[OBJECTIVE] Write out each entry, exactly the way it appears.

(Dataset entries on figures)

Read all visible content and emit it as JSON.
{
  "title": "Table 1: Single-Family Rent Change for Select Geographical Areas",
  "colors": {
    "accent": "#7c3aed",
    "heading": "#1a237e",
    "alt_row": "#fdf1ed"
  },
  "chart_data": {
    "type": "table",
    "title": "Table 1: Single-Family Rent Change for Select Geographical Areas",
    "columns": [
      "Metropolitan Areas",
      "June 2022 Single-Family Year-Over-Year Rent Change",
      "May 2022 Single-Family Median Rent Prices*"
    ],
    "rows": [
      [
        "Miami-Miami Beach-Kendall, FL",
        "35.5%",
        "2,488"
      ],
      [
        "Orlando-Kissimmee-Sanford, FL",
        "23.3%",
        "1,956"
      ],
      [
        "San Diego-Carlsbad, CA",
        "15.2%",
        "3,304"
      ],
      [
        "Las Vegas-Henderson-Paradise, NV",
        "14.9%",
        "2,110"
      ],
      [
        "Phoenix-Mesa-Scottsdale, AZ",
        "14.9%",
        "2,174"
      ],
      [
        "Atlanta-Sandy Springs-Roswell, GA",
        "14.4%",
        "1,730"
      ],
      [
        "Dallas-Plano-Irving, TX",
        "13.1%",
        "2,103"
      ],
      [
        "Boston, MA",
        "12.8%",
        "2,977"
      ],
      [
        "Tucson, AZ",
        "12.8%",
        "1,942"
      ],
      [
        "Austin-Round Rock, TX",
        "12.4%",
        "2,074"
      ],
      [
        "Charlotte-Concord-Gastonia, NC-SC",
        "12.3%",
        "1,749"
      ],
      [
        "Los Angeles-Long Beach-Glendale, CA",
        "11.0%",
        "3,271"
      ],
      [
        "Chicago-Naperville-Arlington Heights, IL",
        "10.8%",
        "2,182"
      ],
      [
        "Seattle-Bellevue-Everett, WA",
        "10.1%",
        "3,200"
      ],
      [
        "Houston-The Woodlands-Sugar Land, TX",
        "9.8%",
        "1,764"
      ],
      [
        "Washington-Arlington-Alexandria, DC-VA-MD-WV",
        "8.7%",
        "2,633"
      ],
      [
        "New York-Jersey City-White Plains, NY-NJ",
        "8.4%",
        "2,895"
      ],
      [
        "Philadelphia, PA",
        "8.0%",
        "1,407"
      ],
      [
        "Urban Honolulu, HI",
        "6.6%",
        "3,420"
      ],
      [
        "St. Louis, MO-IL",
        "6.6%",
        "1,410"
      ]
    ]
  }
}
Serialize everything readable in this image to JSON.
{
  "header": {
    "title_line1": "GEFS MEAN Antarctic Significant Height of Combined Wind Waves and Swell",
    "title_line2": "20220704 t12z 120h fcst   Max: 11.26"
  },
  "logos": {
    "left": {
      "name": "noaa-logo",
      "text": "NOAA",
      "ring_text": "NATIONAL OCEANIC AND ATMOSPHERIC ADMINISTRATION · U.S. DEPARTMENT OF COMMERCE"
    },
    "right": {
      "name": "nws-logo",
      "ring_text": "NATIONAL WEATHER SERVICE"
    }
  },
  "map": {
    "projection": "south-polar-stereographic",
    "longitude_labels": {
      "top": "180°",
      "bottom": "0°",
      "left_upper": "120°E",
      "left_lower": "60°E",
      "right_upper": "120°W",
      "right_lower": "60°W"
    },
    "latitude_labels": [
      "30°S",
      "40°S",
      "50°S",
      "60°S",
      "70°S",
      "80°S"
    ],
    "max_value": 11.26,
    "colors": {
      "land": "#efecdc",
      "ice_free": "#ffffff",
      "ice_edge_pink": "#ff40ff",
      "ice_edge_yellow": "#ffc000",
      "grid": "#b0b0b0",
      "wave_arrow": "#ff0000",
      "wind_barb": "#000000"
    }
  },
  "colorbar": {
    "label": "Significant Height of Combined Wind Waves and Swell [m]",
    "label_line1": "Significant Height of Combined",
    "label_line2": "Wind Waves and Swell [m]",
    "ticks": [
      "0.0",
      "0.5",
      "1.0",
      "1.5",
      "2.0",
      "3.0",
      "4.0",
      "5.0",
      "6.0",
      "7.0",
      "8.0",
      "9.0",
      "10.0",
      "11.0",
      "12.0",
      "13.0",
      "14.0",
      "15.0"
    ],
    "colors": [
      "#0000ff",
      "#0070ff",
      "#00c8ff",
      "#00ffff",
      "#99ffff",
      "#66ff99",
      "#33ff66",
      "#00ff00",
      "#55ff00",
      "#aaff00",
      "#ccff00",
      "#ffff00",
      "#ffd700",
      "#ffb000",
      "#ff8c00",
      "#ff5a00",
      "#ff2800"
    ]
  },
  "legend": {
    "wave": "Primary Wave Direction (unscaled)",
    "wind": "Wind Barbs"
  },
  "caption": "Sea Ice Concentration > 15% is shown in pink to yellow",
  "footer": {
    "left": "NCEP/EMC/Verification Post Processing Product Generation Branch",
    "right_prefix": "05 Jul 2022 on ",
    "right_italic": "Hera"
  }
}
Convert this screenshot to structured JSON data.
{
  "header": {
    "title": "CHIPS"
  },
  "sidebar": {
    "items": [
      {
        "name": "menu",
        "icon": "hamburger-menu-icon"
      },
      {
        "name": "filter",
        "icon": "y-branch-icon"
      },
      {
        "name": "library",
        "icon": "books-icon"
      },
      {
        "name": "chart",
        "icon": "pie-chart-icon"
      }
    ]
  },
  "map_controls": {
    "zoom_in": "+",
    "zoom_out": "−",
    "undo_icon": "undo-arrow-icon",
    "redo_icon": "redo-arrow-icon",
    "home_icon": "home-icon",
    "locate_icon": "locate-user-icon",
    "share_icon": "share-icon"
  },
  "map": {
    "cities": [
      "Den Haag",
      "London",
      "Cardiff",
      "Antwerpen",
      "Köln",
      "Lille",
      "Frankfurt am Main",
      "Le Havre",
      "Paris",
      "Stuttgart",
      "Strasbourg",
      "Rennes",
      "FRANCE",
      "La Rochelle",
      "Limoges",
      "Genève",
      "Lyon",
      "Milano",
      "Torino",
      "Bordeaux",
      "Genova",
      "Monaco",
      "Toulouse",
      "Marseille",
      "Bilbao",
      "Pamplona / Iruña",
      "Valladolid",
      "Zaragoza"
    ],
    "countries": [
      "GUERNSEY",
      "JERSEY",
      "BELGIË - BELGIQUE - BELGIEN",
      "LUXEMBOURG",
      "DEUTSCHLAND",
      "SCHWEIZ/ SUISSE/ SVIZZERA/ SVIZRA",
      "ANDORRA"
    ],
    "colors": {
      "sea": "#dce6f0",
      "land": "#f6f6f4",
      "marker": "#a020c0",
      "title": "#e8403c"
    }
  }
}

[WORKED ANSWER]
Read all visible content and emit it as JSON.
{
  "title": "Table 1: Single-Family Rent Change for Select Geographical Areas",
  "colors": {
    "accent": "#7c3aed",
    "heading": "#1a237e",
    "alt_row": "#fdf1ed"
  },
  "chart_data": {
    "type": "table",
    "title": "Table 1: Single-Family Rent Change for Select Geographical Areas",
    "columns": [
      "Metropolitan Areas",
      "June 2022 Single-Family Year-Over-Year Rent Change",
      "May 2022 Single-Family Median Rent Prices*"
    ],
    "rows": [
      [
        "Miami-Miami Beach-Kendall, FL",
        "35.5%",
        "2,488"
      ],
      [
        "Orlando-Kissimmee-Sanford, FL",
        "23.3%",
        "1,956"
      ],
      [
        "San Diego-Carlsbad, CA",
        "15.2%",
        "3,304"
      ],
      [
        "Las Vegas-Henderson-Paradise, NV",
        "14.9%",
        "2,110"
      ],
      [
        "Phoenix-Mesa-Scottsdale, AZ",
        "14.9%",
        "2,174"
      ],
      [
        "Atlanta-Sandy Springs-Roswell, GA",
        "14.4%",
        "1,730"
      ],
      [
        "Dallas-Plano-Irving, TX",
        "13.1%",
        "2,103"
      ],
      [
        "Boston, MA",
        "12.8%",
        "2,977"
      ],
      [
        "Tucson, AZ",
        "12.8%",
        "1,942"
      ],
      [
        "Austin-Round Rock, TX",
        "12.4%",
        "2,074"
      ],
      [
        "Charlotte-Concord-Gastonia, NC-SC",
        "12.3%",
        "1,749"
      ],
      [
        "Los Angeles-Long Beach-Glendale, CA",
        "11.0%",
        "3,271"
      ],
      [
        "Chicago-Naperville-Arlington Heights, IL",
        "10.8%",
        "2,182"
      ],
      [
        "Seattle-Bellevue-Everett, WA",
        "10.1%",
        "3,200"
      ],
      [
        "Houston-The Woodlands-Sugar Land, TX",
        "9.8%",
        "1,764"
      ],
      [
        "Washington-Arlington-Alexandria, DC-VA-MD-WV",
        "8.7%",
        "2,633"
      ],
      [
        "New York-Jersey City-White Plains, NY-NJ",
        "8.4%",
        "2,895"
      ],
      [
        "Philadelphia, PA",
        "8.0%",
        "1,407"
      ],
      [
        "Urban Honolulu, HI",
        "6.6%",
        "3,420"
      ],
      [
        "St. Louis, MO-IL",
        "6.6%",
        "1,410"
      ]
    ]
  }
}
Serialize everything readable in this image to JSON.
{
  "header": {
    "title_line1": "GEFS MEAN Antarctic Significant Height of Combined Wind Waves and Swell",
    "title_line2": "20220704 t12z 120h fcst   Max: 11.26"
  },
  "logos": {
    "left": {
      "name": "noaa-logo",
      "text": "NOAA",
      "ring_text": "NATIONAL OCEANIC AND ATMOSPHERIC ADMINISTRATION · U.S. DEPARTMENT OF COMMERCE"
    },
    "right": {
      "name": "nws-logo",
      "ring_text": "NATIONAL WEATHER SERVICE"
    }
  },
  "map": {
    "projection": "south-polar-stereographic",
    "longitude_labels": {
      "top": "180°",
      "bottom": "0°",
      "left_upper": "120°E",
      "left_lower": "60°E",
      "right_upper": "120°W",
      "right_lower": "60°W"
    },
    "latitude_labels": [
      "30°S",
      "40°S",
      "50°S",
      "60°S",
      "70°S",
      "80°S"
    ],
    "max_value": 11.26,
    "colors": {
      "land": "#efecdc",
      "ice_free": "#ffffff",
      "ice_edge_pink": "#ff40ff",
      "ice_edge_yellow": "#ffc000",
      "grid": "#b0b0b0",
      "wave_arrow": "#ff0000",
      "wind_barb": "#000000"
    }
  },
  "colorbar": {
    "label": "Significant Height of Combined Wind Waves and Swell [m]",
    "label_line1": "Significant Height of Combined",
    "label_line2": "Wind Waves and Swell [m]",
    "ticks": [
      "0.0",
      "0.5",
      "1.0",
      "1.5",
      "2.0",
      "3.0",
      "4.0",
      "5.0",
      "6.0",
      "7.0",
      "8.0",
      "9.0",
      "10.0",
      "11.0",
      "12.0",
      "13.0",
      "14.0",
      "15.0"
    ],
    "colors": [
      "#0000ff",
      "#0070ff",
      "#00c8ff",
      "#00ffff",
      "#99ffff",
      "#66ff99",
      "#33ff66",
      "#00ff00",
      "#55ff00",
      "#aaff00",
      "#ccff00",
      "#ffff00",
      "#ffd700",
      "#ffb000",
      "#ff8c00",
      "#ff5a00",
      "#ff2800"
    ]
  },
  "legend": {
    "wave": "Primary Wave Direction (unscaled)",
    "wind": "Wind Barbs"
  },
  "caption": "Sea Ice Concentration > 15% is shown in pink to yellow",
  "footer": {
    "left": "NCEP/EMC/Verification Post Processing Product Generation Branch",
    "right_prefix": "05 Jul 2022 on ",
    "right_italic": "Hera"
  }
}
Convert this screenshot to structured JSON data.
{
  "header": {
    "title": "CHIPS"
  },
  "sidebar": {
    "items": [
      {
        "name": "menu",
        "icon": "hamburger-menu-icon"
      },
      {
        "name": "filter",
        "icon": "y-branch-icon"
      },
      {
        "name": "library",
        "icon": "books-icon"
      },
      {
        "name": "chart",
        "icon": "pie-chart-icon"
      }
    ]
  },
  "map_controls": {
    "zoom_in": "+",
    "zoom_out": "−",
    "undo_icon": "undo-arrow-icon",
    "redo_icon": "redo-arrow-icon",
    "home_icon": "home-icon",
    "locate_icon": "locate-user-icon",
    "share_icon": "share-icon"
  },
  "map": {
    "cities": [
      "Den Haag",
      "London",
      "Cardiff",
      "Antwerpen",
      "Köln",
      "Lille",
      "Frankfurt am Main",
      "Le Havre",
      "Paris",
      "Stuttgart",
      "Strasbourg",
      "Rennes",
      "FRANCE",
      "La Rochelle",
      "Limoges",
      "Genève",
      "Lyon",
      "Milano",
      "Torino",
      "Bordeaux",
      "Genova",
      "Monaco",
      "Toulouse",
      "Marseille",
      "Bilbao",
      "Pamplona / Iruña",
      "Valladolid",
      "Zaragoza"
    ],
    "countries": [
      "GUERNSEY",
      "JERSEY",
      "BELGIË - BELGIQUE - BELGIEN",
      "LUXEMBOURG",
      "DEUTSCHLAND",
      "SCHWEIZ/ SUISSE/ SVIZZERA/ SVIZRA",
      "ANDORRA"
    ],
    "colors": {
      "sea": "#dce6f0",
      "land": "#f6f6f4",
      "marker": "#a020c0",
      "title": "#e8403c"
    }
  }
}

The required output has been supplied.